• **Exercise**: Drop all images and give the records again exactly.

• **Data provided**:
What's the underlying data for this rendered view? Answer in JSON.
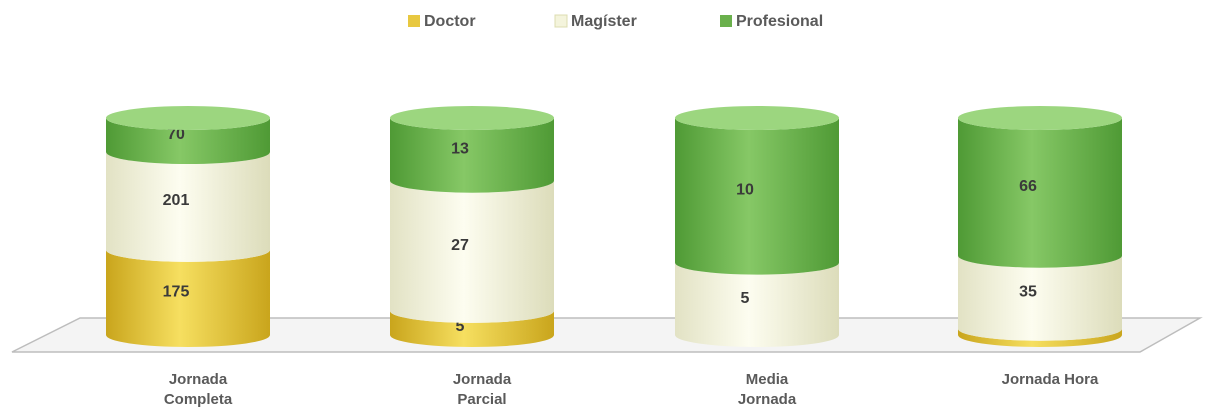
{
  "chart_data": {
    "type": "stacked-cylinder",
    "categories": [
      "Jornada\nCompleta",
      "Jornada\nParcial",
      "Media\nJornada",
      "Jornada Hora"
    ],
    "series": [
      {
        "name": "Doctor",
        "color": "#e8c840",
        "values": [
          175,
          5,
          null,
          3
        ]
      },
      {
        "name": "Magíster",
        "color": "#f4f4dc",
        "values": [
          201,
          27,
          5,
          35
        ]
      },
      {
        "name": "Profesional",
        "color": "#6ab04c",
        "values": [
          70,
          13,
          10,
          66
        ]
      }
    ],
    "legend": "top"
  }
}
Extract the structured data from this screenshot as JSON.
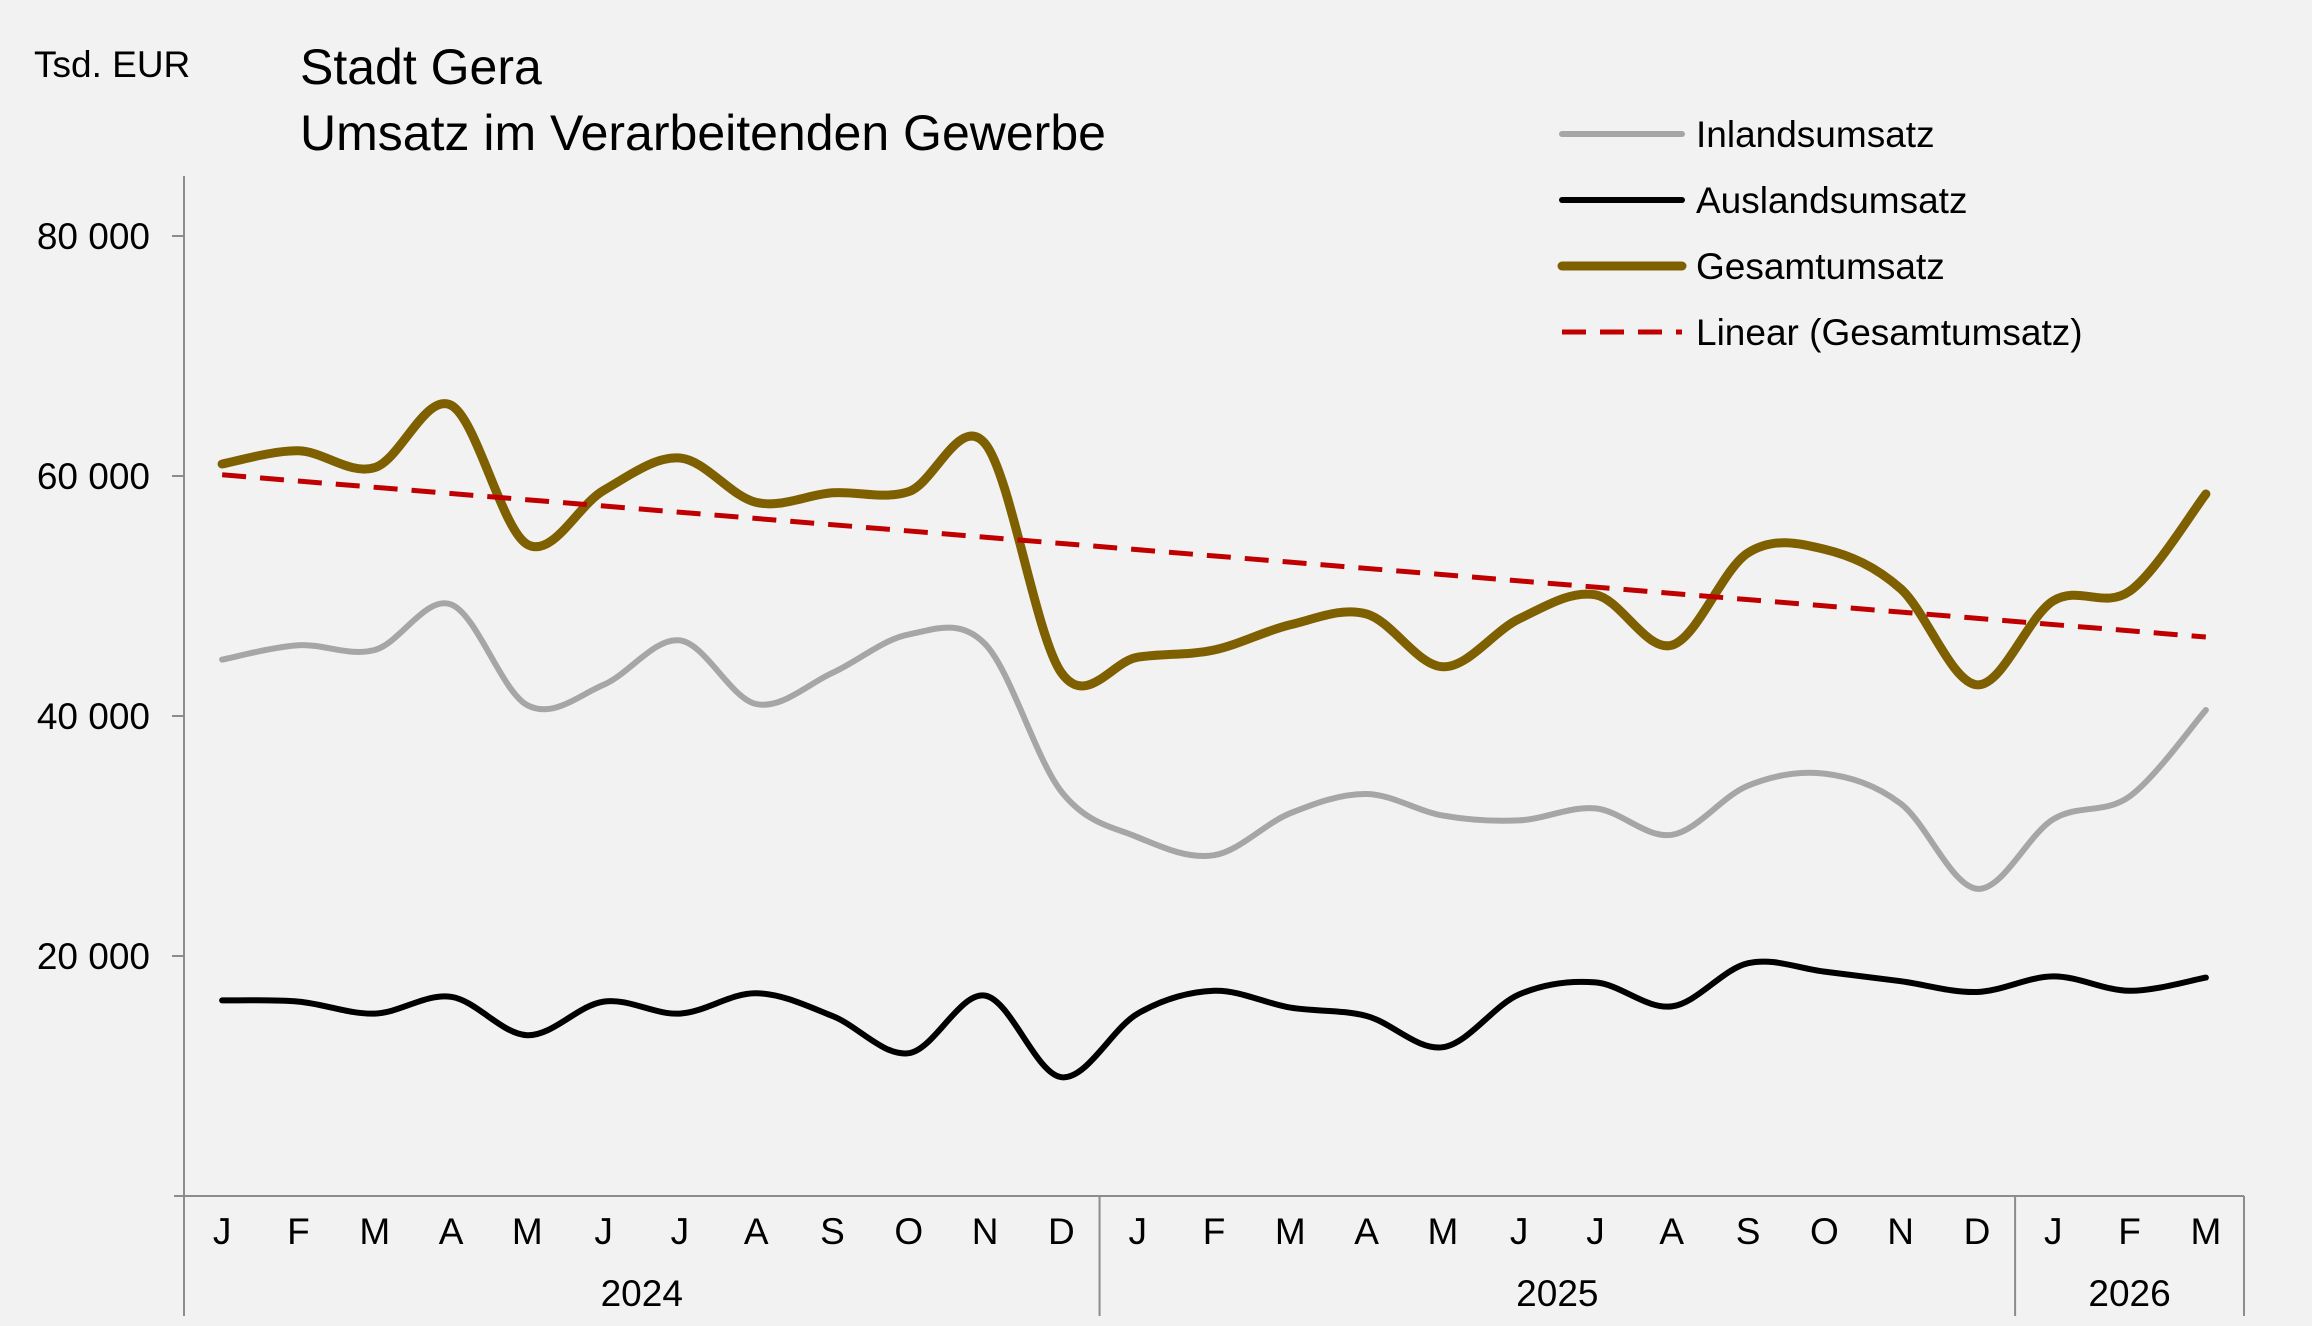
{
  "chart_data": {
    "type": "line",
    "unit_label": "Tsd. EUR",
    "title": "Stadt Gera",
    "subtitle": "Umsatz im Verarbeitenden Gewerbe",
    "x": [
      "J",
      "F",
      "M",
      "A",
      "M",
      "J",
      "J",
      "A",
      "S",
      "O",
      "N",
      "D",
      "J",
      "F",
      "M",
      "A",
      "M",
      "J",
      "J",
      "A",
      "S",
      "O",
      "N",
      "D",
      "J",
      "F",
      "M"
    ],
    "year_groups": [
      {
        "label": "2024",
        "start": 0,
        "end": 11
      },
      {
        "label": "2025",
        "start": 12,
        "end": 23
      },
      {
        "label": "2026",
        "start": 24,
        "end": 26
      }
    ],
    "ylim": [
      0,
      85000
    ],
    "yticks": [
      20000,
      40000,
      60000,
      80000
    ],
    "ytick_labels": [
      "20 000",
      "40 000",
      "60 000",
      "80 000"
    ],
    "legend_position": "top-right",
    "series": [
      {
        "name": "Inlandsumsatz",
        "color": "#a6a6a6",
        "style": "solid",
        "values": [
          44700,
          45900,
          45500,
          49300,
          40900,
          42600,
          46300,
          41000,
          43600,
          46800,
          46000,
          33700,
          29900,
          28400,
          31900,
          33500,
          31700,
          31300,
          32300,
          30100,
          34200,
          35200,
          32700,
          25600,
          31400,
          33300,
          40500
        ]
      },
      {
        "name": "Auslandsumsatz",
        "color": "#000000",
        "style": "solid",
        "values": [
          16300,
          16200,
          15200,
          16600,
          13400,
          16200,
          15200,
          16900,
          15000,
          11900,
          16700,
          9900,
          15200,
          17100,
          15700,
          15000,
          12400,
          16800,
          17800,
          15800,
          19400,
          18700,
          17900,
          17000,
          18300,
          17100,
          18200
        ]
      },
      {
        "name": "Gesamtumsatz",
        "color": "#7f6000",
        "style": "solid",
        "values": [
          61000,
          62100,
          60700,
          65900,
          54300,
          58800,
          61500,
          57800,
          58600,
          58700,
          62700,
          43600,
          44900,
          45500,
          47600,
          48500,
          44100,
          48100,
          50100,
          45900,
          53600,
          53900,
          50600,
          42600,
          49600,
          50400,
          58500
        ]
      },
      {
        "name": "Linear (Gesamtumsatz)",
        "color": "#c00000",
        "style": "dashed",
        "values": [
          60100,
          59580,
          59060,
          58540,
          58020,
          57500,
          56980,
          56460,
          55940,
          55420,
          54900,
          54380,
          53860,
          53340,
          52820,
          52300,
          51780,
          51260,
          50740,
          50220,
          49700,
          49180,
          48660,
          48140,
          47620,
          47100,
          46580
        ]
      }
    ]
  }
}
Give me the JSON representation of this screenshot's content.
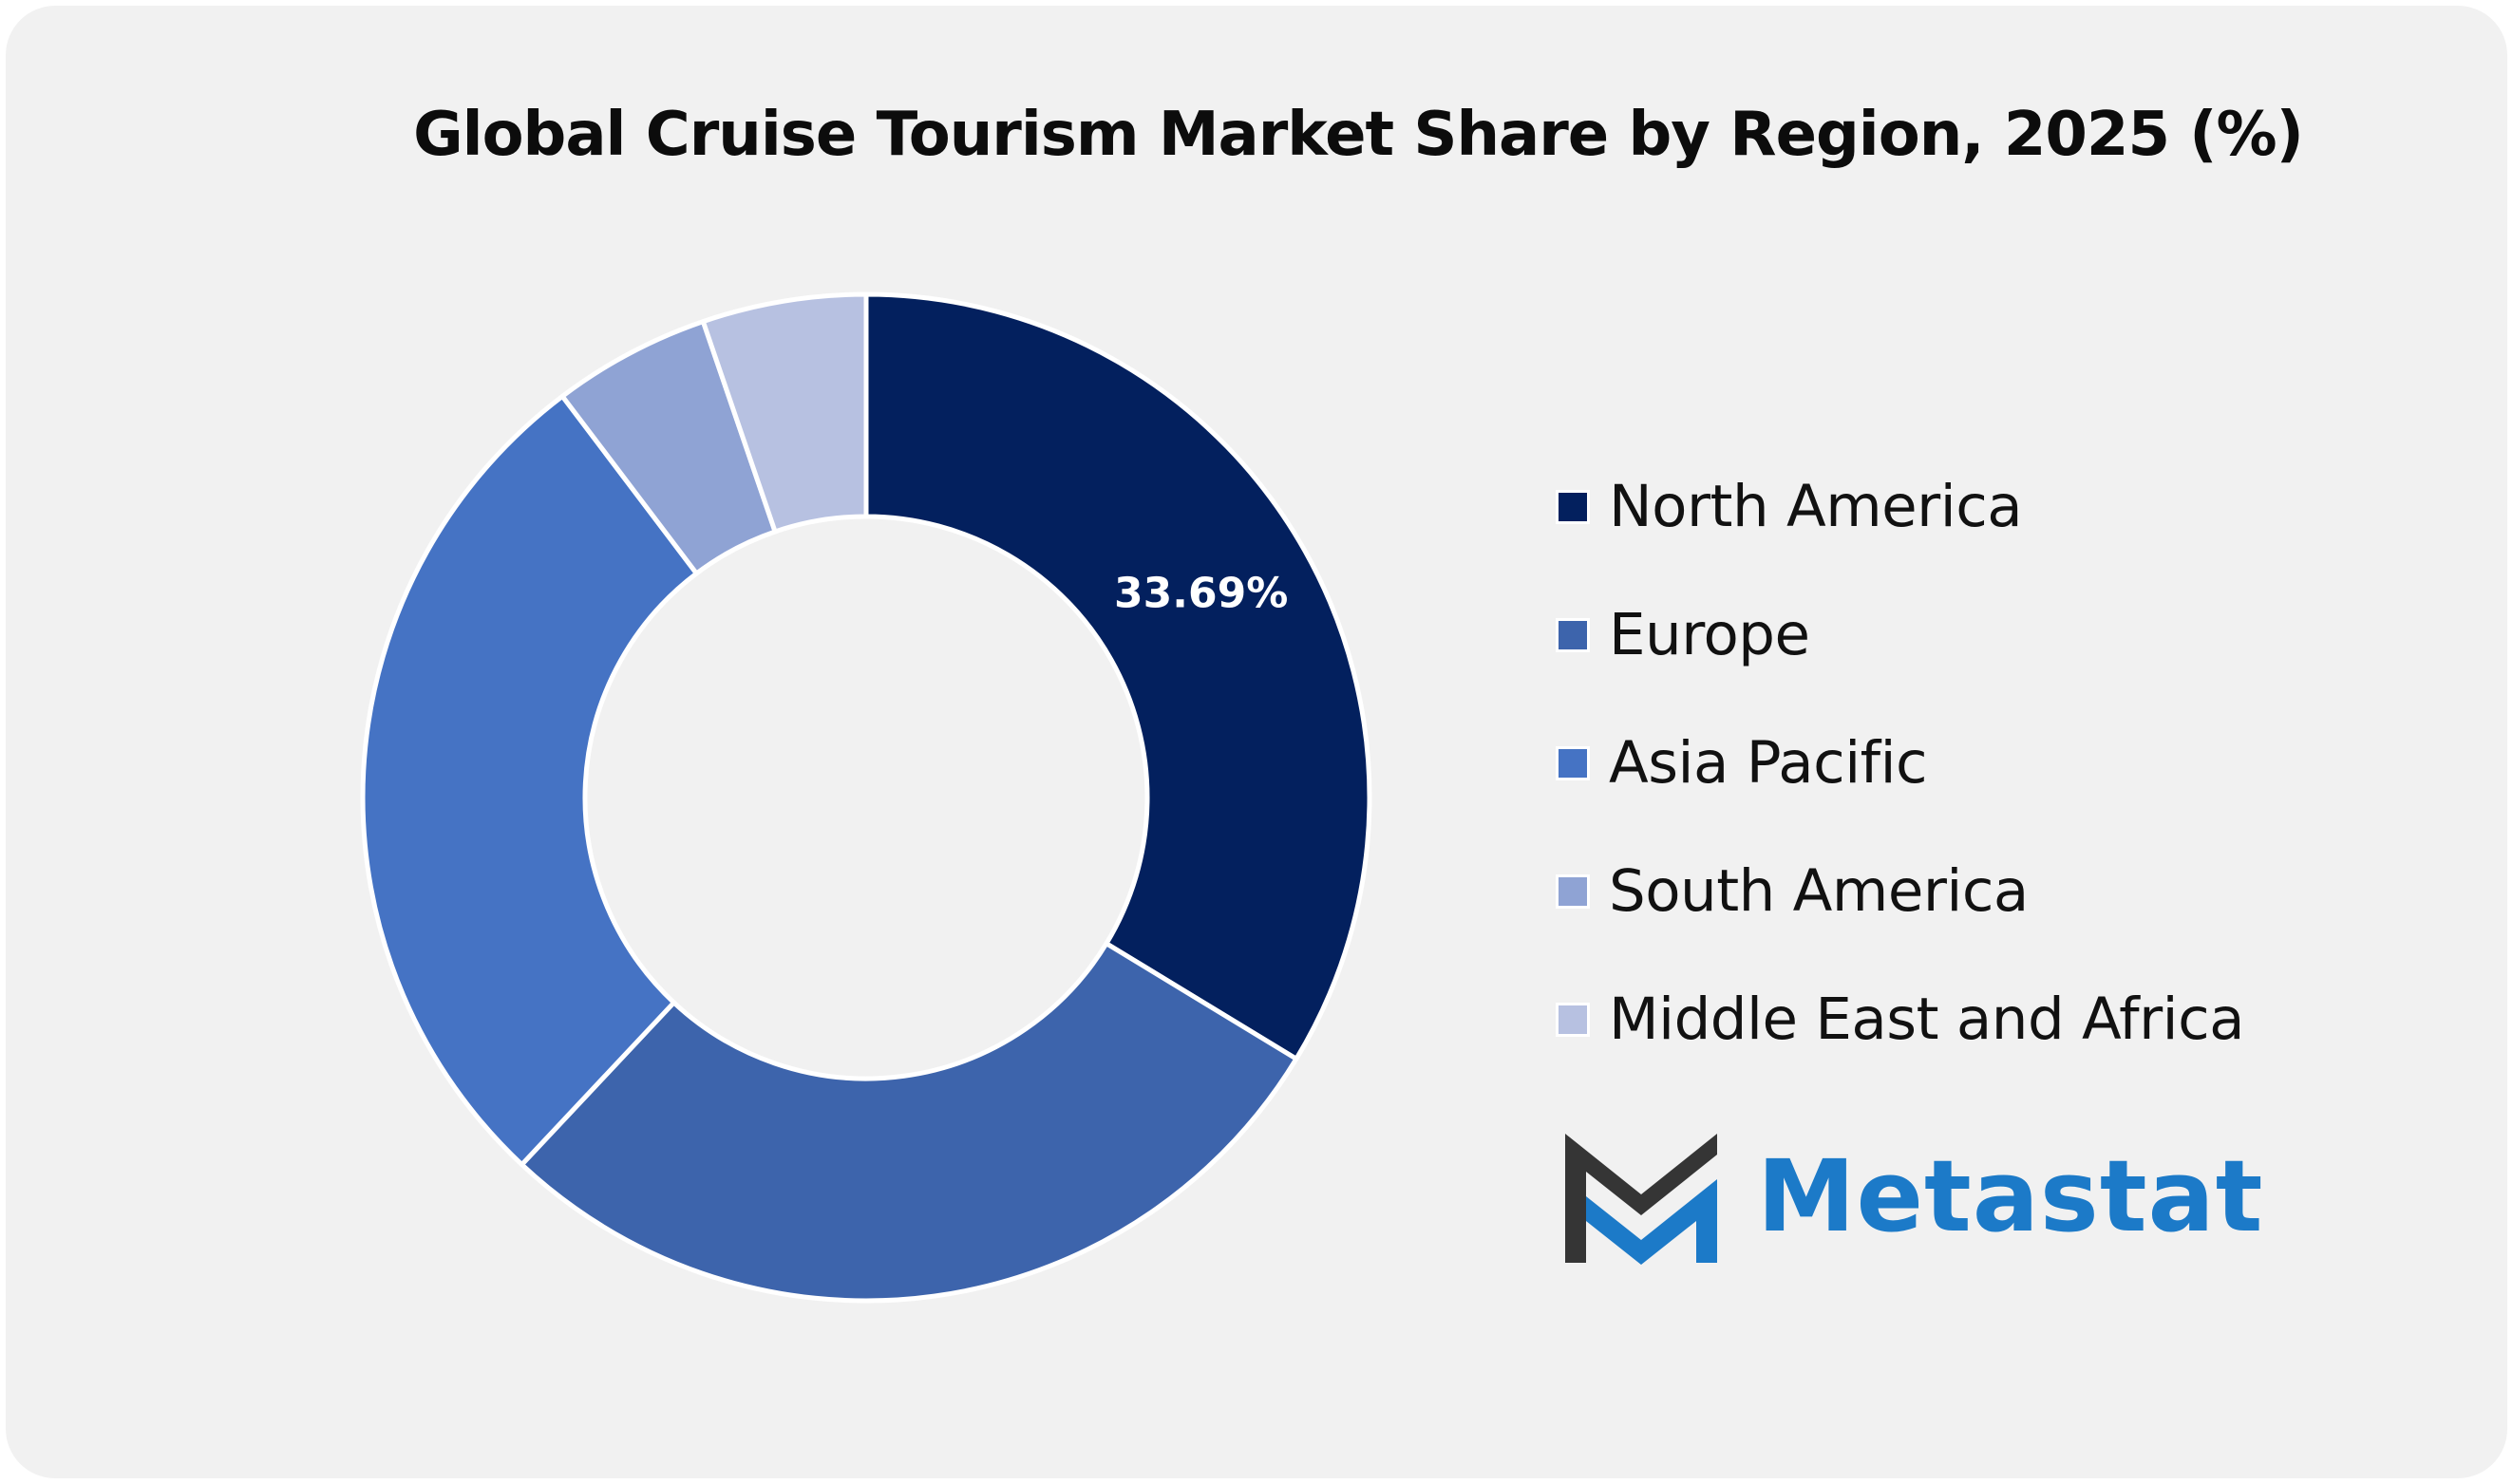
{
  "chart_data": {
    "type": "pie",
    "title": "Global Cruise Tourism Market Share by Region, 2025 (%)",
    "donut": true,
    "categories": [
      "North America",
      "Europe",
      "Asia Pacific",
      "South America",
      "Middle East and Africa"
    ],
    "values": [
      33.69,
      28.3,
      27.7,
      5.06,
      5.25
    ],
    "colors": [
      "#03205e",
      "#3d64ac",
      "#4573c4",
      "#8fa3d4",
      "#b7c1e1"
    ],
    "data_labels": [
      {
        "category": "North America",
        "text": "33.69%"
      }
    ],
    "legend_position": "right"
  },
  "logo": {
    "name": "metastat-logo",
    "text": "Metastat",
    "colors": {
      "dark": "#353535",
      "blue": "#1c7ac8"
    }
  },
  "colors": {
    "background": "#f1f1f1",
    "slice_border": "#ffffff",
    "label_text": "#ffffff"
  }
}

• **Solution to this exercise**:
What's the underlying data for this rendered view? Answer in JSON.
{
  "chart_data": {
    "type": "stacked-cylinder",
    "categories": [
      "Jornada\nCompleta",
      "Jornada\nParcial",
      "Media\nJornada",
      "Jornada Hora"
    ],
    "series": [
      {
        "name": "Doctor",
        "color": "#e8c840",
        "values": [
          175,
          5,
          null,
          3
        ]
      },
      {
        "name": "Magíster",
        "color": "#f4f4dc",
        "values": [
          201,
          27,
          5,
          35
        ]
      },
      {
        "name": "Profesional",
        "color": "#6ab04c",
        "values": [
          70,
          13,
          10,
          66
        ]
      }
    ],
    "legend": "top"
  }
}
Extract the structured data from this screenshot as JSON.
{
  "chart_data": {
    "type": "line",
    "unit_label": "Tsd. EUR",
    "title": "Stadt Gera",
    "subtitle": "Umsatz im Verarbeitenden Gewerbe",
    "x": [
      "J",
      "F",
      "M",
      "A",
      "M",
      "J",
      "J",
      "A",
      "S",
      "O",
      "N",
      "D",
      "J",
      "F",
      "M",
      "A",
      "M",
      "J",
      "J",
      "A",
      "S",
      "O",
      "N",
      "D",
      "J",
      "F",
      "M"
    ],
    "year_groups": [
      {
        "label": "2024",
        "start": 0,
        "end": 11
      },
      {
        "label": "2025",
        "start": 12,
        "end": 23
      },
      {
        "label": "2026",
        "start": 24,
        "end": 26
      }
    ],
    "ylim": [
      0,
      85000
    ],
    "yticks": [
      20000,
      40000,
      60000,
      80000
    ],
    "ytick_labels": [
      "20 000",
      "40 000",
      "60 000",
      "80 000"
    ],
    "legend_position": "top-right",
    "series": [
      {
        "name": "Inlandsumsatz",
        "color": "#a6a6a6",
        "style": "solid",
        "values": [
          44700,
          45900,
          45500,
          49300,
          40900,
          42600,
          46300,
          41000,
          43600,
          46800,
          46000,
          33700,
          29900,
          28400,
          31900,
          33500,
          31700,
          31300,
          32300,
          30100,
          34200,
          35200,
          32700,
          25600,
          31400,
          33300,
          40500
        ]
      },
      {
        "name": "Auslandsumsatz",
        "color": "#000000",
        "style": "solid",
        "values": [
          16300,
          16200,
          15200,
          16600,
          13400,
          16200,
          15200,
          16900,
          15000,
          11900,
          16700,
          9900,
          15200,
          17100,
          15700,
          15000,
          12400,
          16800,
          17800,
          15800,
          19400,
          18700,
          17900,
          17000,
          18300,
          17100,
          18200
        ]
      },
      {
        "name": "Gesamtumsatz",
        "color": "#7f6000",
        "style": "solid",
        "values": [
          61000,
          62100,
          60700,
          65900,
          54300,
          58800,
          61500,
          57800,
          58600,
          58700,
          62700,
          43600,
          44900,
          45500,
          47600,
          48500,
          44100,
          48100,
          50100,
          45900,
          53600,
          53900,
          50600,
          42600,
          49600,
          50400,
          58500
        ]
      },
      {
        "name": "Linear (Gesamtumsatz)",
        "color": "#c00000",
        "style": "dashed",
        "values": [
          60100,
          59580,
          59060,
          58540,
          58020,
          57500,
          56980,
          56460,
          55940,
          55420,
          54900,
          54380,
          53860,
          53340,
          52820,
          52300,
          51780,
          51260,
          50740,
          50220,
          49700,
          49180,
          48660,
          48140,
          47620,
          47100,
          46580
        ]
      }
    ]
  }
}
Give me the JSON representation of this screenshot's content.
{
  "chart_data": {
    "type": "pie",
    "title": "Global Cruise Tourism Market Share by Region, 2025 (%)",
    "donut": true,
    "categories": [
      "North America",
      "Europe",
      "Asia Pacific",
      "South America",
      "Middle East and Africa"
    ],
    "values": [
      33.69,
      28.3,
      27.7,
      5.06,
      5.25
    ],
    "colors": [
      "#03205e",
      "#3d64ac",
      "#4573c4",
      "#8fa3d4",
      "#b7c1e1"
    ],
    "data_labels": [
      {
        "category": "North America",
        "text": "33.69%"
      }
    ],
    "legend_position": "right"
  },
  "logo": {
    "name": "metastat-logo",
    "text": "Metastat",
    "colors": {
      "dark": "#353535",
      "blue": "#1c7ac8"
    }
  },
  "colors": {
    "background": "#f1f1f1",
    "slice_border": "#ffffff",
    "label_text": "#ffffff"
  }
}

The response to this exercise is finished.